Dataset entries on figures
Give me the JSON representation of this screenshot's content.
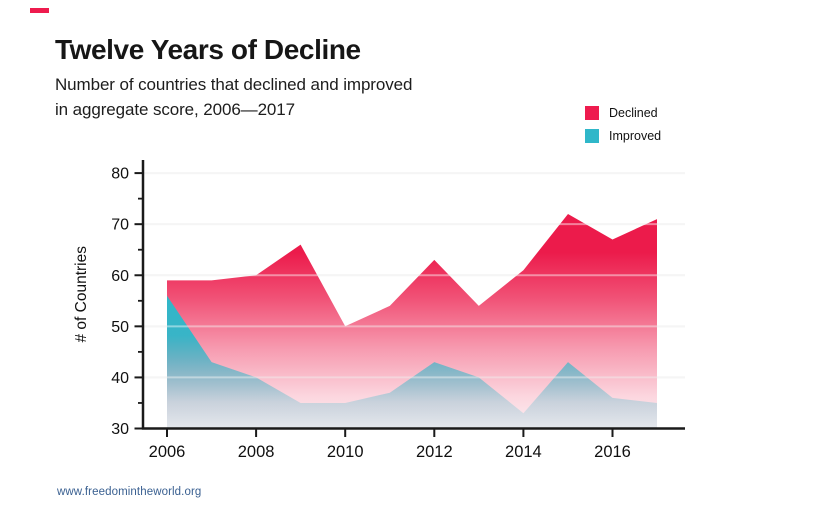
{
  "header": {
    "accent_dash_color": "#EE1B4E",
    "title": "Twelve Years of Decline",
    "subtitle_line1": "Number of countries that declined and improved",
    "subtitle_line2": "in aggregate score, 2006—2017"
  },
  "legend": {
    "items": [
      {
        "label": "Declined",
        "color": "#EE1B4E"
      },
      {
        "label": "Improved",
        "color": "#2FB7C9"
      }
    ]
  },
  "footer": {
    "link": "www.freedomintheworld.org",
    "color": "#3A6091"
  },
  "chart_data": {
    "type": "area",
    "title": "Twelve Years of Decline",
    "subtitle": "Number of countries that declined and improved in aggregate score, 2006—2017",
    "x": [
      2006,
      2007,
      2008,
      2009,
      2010,
      2011,
      2012,
      2013,
      2014,
      2015,
      2016,
      2017
    ],
    "series": [
      {
        "name": "Declined",
        "color": "#EC1B4B",
        "values": [
          59,
          59,
          60,
          66,
          50,
          54,
          63,
          54,
          61,
          72,
          67,
          71
        ]
      },
      {
        "name": "Improved",
        "color": "#2FB7C9",
        "values": [
          56,
          43,
          40,
          35,
          35,
          37,
          43,
          40,
          33,
          43,
          36,
          35
        ]
      }
    ],
    "ylabel": "# of Countries",
    "ylim": [
      30,
      82
    ],
    "yticks_major": [
      30,
      40,
      50,
      60,
      70,
      80
    ],
    "yticks_minor": [
      35,
      45,
      55,
      65,
      75
    ],
    "gridline_values": [
      40,
      50,
      60,
      70,
      80
    ],
    "xticks": [
      2006,
      2008,
      2010,
      2012,
      2014,
      2016
    ],
    "grid": "horizontal",
    "legend_position": "top-right",
    "axis_color": "#1a1a1a",
    "gridline_color": "#ededed"
  }
}
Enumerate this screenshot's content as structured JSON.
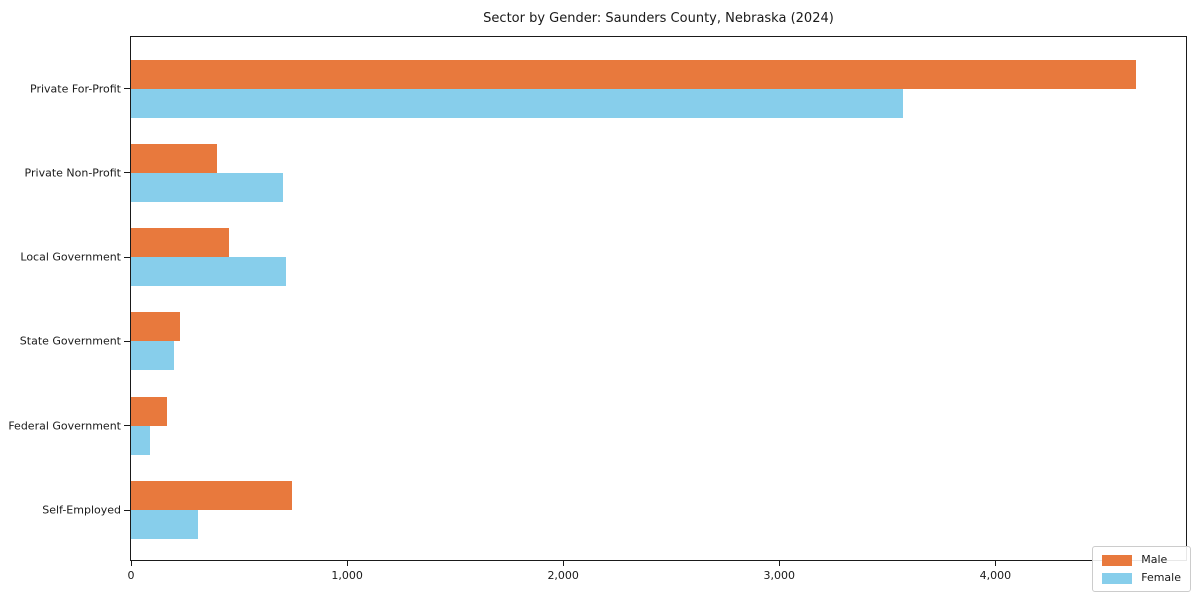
{
  "chart_data": {
    "type": "bar",
    "orientation": "horizontal",
    "title": "Sector by Gender: Saunders County, Nebraska (2024)",
    "categories": [
      "Private For-Profit",
      "Private Non-Profit",
      "Local Government",
      "State Government",
      "Federal Government",
      "Self-Employed"
    ],
    "series": [
      {
        "name": "Male",
        "color": "#E8793D",
        "values": [
          4650,
          397,
          453,
          226,
          165,
          744
        ]
      },
      {
        "name": "Female",
        "color": "#87CEEB",
        "values": [
          3570,
          702,
          716,
          199,
          89,
          308
        ]
      }
    ],
    "xlabel": "",
    "ylabel": "",
    "xlim": [
      0,
      4882
    ],
    "xticks": [
      0,
      1000,
      2000,
      3000,
      4000
    ],
    "xtick_labels": [
      "0",
      "1,000",
      "2,000",
      "3,000",
      "4,000"
    ],
    "legend_position": "lower right",
    "grid": false,
    "background_color": "#ffffff",
    "spine_color": "#1a1a1a"
  }
}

■ **Exercise aim**
Using the data above, print every line exactly, omitting pictures.

■ **Solution**
Give me the JSON representation of this screenshot's content.
{
  "header": {
    "accent_dash_color": "#EE1B4E",
    "title": "Twelve Years of Decline",
    "subtitle_line1": "Number of countries that declined and improved",
    "subtitle_line2": "in aggregate score, 2006—2017"
  },
  "legend": {
    "items": [
      {
        "label": "Declined",
        "color": "#EE1B4E"
      },
      {
        "label": "Improved",
        "color": "#2FB7C9"
      }
    ]
  },
  "footer": {
    "link": "www.freedomintheworld.org",
    "color": "#3A6091"
  },
  "chart_data": {
    "type": "area",
    "title": "Twelve Years of Decline",
    "subtitle": "Number of countries that declined and improved in aggregate score, 2006—2017",
    "x": [
      2006,
      2007,
      2008,
      2009,
      2010,
      2011,
      2012,
      2013,
      2014,
      2015,
      2016,
      2017
    ],
    "series": [
      {
        "name": "Declined",
        "color": "#EC1B4B",
        "values": [
          59,
          59,
          60,
          66,
          50,
          54,
          63,
          54,
          61,
          72,
          67,
          71
        ]
      },
      {
        "name": "Improved",
        "color": "#2FB7C9",
        "values": [
          56,
          43,
          40,
          35,
          35,
          37,
          43,
          40,
          33,
          43,
          36,
          35
        ]
      }
    ],
    "ylabel": "# of Countries",
    "ylim": [
      30,
      82
    ],
    "yticks_major": [
      30,
      40,
      50,
      60,
      70,
      80
    ],
    "yticks_minor": [
      35,
      45,
      55,
      65,
      75
    ],
    "gridline_values": [
      40,
      50,
      60,
      70,
      80
    ],
    "xticks": [
      2006,
      2008,
      2010,
      2012,
      2014,
      2016
    ],
    "grid": "horizontal",
    "legend_position": "top-right",
    "axis_color": "#1a1a1a",
    "gridline_color": "#ededed"
  }
}
Enumerate this screenshot's content as structured JSON.
{
  "chart_data": {
    "type": "bar",
    "orientation": "horizontal",
    "title": "Sector by Gender: Saunders County, Nebraska (2024)",
    "categories": [
      "Private For-Profit",
      "Private Non-Profit",
      "Local Government",
      "State Government",
      "Federal Government",
      "Self-Employed"
    ],
    "series": [
      {
        "name": "Male",
        "color": "#E8793D",
        "values": [
          4650,
          397,
          453,
          226,
          165,
          744
        ]
      },
      {
        "name": "Female",
        "color": "#87CEEB",
        "values": [
          3570,
          702,
          716,
          199,
          89,
          308
        ]
      }
    ],
    "xlabel": "",
    "ylabel": "",
    "xlim": [
      0,
      4882
    ],
    "xticks": [
      0,
      1000,
      2000,
      3000,
      4000
    ],
    "xtick_labels": [
      "0",
      "1,000",
      "2,000",
      "3,000",
      "4,000"
    ],
    "legend_position": "lower right",
    "grid": false,
    "background_color": "#ffffff",
    "spine_color": "#1a1a1a"
  }
}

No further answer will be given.